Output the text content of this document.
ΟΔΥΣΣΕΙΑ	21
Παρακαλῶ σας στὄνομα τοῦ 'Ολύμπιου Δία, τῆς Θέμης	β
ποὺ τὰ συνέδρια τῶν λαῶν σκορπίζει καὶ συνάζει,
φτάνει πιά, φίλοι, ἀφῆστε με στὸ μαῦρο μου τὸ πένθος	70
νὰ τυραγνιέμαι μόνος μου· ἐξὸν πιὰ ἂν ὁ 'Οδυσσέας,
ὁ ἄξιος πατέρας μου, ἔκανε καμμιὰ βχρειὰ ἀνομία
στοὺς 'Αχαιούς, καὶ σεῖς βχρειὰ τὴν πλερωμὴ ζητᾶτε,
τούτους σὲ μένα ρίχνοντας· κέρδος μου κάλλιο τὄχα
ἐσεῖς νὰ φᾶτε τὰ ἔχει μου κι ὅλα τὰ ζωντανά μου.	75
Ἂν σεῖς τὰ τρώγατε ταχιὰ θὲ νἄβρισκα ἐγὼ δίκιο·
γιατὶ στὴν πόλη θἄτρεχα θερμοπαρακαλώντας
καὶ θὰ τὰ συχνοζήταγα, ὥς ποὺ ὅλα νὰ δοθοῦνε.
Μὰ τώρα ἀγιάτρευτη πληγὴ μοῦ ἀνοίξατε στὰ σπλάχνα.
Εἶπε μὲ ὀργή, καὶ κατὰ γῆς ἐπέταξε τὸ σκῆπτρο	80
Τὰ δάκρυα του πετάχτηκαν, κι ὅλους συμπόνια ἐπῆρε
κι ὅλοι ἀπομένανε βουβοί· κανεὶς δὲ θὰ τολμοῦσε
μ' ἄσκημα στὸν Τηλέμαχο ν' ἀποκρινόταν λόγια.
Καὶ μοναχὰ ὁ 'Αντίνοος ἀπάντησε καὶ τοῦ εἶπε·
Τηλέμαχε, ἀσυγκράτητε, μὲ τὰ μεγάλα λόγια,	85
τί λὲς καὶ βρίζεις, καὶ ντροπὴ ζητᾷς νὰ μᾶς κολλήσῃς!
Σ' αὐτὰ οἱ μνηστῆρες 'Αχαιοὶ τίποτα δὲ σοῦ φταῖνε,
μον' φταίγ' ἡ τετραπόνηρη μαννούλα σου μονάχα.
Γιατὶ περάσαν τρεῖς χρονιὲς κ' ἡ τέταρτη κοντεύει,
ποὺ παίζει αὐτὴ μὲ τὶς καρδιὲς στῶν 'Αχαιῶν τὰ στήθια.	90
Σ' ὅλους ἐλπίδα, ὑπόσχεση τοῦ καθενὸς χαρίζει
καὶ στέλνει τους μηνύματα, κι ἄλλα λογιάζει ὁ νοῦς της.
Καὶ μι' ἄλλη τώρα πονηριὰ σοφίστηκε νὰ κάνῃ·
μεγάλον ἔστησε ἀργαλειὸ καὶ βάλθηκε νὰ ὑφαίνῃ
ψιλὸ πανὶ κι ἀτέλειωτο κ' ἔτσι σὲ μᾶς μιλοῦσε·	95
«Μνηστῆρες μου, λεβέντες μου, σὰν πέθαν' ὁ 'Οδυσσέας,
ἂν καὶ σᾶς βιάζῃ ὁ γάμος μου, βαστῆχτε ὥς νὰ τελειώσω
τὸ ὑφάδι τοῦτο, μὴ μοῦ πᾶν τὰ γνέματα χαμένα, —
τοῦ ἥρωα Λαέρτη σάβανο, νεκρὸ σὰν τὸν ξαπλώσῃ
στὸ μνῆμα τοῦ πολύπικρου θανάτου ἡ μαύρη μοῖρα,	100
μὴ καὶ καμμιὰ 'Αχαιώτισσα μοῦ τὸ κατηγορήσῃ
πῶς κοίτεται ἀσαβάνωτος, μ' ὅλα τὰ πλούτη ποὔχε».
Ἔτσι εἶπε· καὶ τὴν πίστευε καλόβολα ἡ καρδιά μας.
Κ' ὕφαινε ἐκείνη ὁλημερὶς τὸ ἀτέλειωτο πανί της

........

■ Problem to solve
Word for word, restate all of the data shown above.

■ Full output
Output the text content of this document.
ΟΔΥΣΣΕΙΑ	21
Παρακαλῶ σας στὄνομα τοῦ 'Ολύμπιου Δία, τῆς Θέμης	β
ποὺ τὰ συνέδρια τῶν λαῶν σκορπίζει καὶ συνάζει,
φτάνει πιά, φίλοι, ἀφῆστε με στὸ μαῦρο μου τὸ πένθος	70
νὰ τυραγνιέμαι μόνος μου· ἐξὸν πιὰ ἂν ὁ 'Οδυσσέας,
ὁ ἄξιος πατέρας μου, ἔκανε καμμιὰ βχρειὰ ἀνομία
στοὺς 'Αχαιούς, καὶ σεῖς βχρειὰ τὴν πλερωμὴ ζητᾶτε,
τούτους σὲ μένα ρίχνοντας· κέρδος μου κάλλιο τὄχα
ἐσεῖς νὰ φᾶτε τὰ ἔχει μου κι ὅλα τὰ ζωντανά μου.	75
Ἂν σεῖς τὰ τρώγατε ταχιὰ θὲ νἄβρισκα ἐγὼ δίκιο·
γιατὶ στὴν πόλη θἄτρεχα θερμοπαρακαλώντας
καὶ θὰ τὰ συχνοζήταγα, ὥς ποὺ ὅλα νὰ δοθοῦνε.
Μὰ τώρα ἀγιάτρευτη πληγὴ μοῦ ἀνοίξατε στὰ σπλάχνα.
Εἶπε μὲ ὀργή, καὶ κατὰ γῆς ἐπέταξε τὸ σκῆπτρο	80
Τὰ δάκρυα του πετάχτηκαν, κι ὅλους συμπόνια ἐπῆρε
κι ὅλοι ἀπομένανε βουβοί· κανεὶς δὲ θὰ τολμοῦσε
μ' ἄσκημα στὸν Τηλέμαχο ν' ἀποκρινόταν λόγια.
Καὶ μοναχὰ ὁ 'Αντίνοος ἀπάντησε καὶ τοῦ εἶπε·
Τηλέμαχε, ἀσυγκράτητε, μὲ τὰ μεγάλα λόγια,	85
τί λὲς καὶ βρίζεις, καὶ ντροπὴ ζητᾷς νὰ μᾶς κολλήσῃς!
Σ' αὐτὰ οἱ μνηστῆρες 'Αχαιοὶ τίποτα δὲ σοῦ φταῖνε,
μον' φταίγ' ἡ τετραπόνηρη μαννούλα σου μονάχα.
Γιατὶ περάσαν τρεῖς χρονιὲς κ' ἡ τέταρτη κοντεύει,
ποὺ παίζει αὐτὴ μὲ τὶς καρδιὲς στῶν 'Αχαιῶν τὰ στήθια.	90
Σ' ὅλους ἐλπίδα, ὑπόσχεση τοῦ καθενὸς χαρίζει
καὶ στέλνει τους μηνύματα, κι ἄλλα λογιάζει ὁ νοῦς της.
Καὶ μι' ἄλλη τώρα πονηριὰ σοφίστηκε νὰ κάνῃ·
μεγάλον ἔστησε ἀργαλειὸ καὶ βάλθηκε νὰ ὑφαίνῃ
ψιλὸ πανὶ κι ἀτέλειωτο κ' ἔτσι σὲ μᾶς μιλοῦσε·	95
«Μνηστῆρες μου, λεβέντες μου, σὰν πέθαν' ὁ 'Οδυσσέας,
ἂν καὶ σᾶς βιάζῃ ὁ γάμος μου, βαστῆχτε ὥς νὰ τελειώσω
τὸ ὑφάδι τοῦτο, μὴ μοῦ πᾶν τὰ γνέματα χαμένα, —
τοῦ ἥρωα Λαέρτη σάβανο, νεκρὸ σὰν τὸν ξαπλώσῃ
στὸ μνῆμα τοῦ πολύπικρου θανάτου ἡ μαύρη μοῖρα,	100
μὴ καὶ καμμιὰ 'Αχαιώτισσα μοῦ τὸ κατηγορήσῃ
πῶς κοίτεται ἀσαβάνωτος, μ' ὅλα τὰ πλούτη ποὔχε».
Ἔτσι εἶπε· καὶ τὴν πίστευε καλόβολα ἡ καρδιά μας.
Κ' ὕφαινε ἐκείνη ὁλημερὶς τὸ ἀτέλειωτο πανί της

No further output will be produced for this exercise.